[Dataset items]
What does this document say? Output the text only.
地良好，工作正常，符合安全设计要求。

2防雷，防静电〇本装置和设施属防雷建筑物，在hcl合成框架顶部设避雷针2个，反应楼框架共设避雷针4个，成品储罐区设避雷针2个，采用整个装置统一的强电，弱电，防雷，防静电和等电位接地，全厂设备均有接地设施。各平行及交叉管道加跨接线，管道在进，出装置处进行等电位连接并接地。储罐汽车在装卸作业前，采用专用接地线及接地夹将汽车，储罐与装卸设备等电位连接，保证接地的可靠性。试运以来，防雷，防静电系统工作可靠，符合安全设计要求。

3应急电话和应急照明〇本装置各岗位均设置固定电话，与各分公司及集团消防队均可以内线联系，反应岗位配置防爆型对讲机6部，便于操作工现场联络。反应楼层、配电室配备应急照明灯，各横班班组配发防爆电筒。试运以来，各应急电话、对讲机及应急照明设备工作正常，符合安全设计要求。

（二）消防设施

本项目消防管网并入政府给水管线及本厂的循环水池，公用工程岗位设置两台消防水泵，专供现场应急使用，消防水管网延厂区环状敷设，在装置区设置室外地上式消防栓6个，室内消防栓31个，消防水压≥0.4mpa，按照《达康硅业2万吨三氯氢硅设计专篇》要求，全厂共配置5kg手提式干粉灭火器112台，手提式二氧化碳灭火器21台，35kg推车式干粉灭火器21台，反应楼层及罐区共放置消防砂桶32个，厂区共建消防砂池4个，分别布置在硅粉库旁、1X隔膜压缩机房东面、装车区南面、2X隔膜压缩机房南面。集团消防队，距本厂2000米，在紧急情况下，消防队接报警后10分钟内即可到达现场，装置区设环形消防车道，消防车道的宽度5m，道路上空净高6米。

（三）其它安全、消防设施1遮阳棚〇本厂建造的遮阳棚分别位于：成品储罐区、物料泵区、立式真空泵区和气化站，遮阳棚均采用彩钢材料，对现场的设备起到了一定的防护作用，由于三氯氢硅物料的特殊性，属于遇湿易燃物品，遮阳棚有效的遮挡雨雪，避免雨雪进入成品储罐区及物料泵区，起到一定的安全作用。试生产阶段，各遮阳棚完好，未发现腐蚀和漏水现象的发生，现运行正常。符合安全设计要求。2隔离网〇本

* _Do this_
Find every line in the listing that holds the string "符合安全设计要求", then say how many there are as a bare number.

* _Exercise answer_
4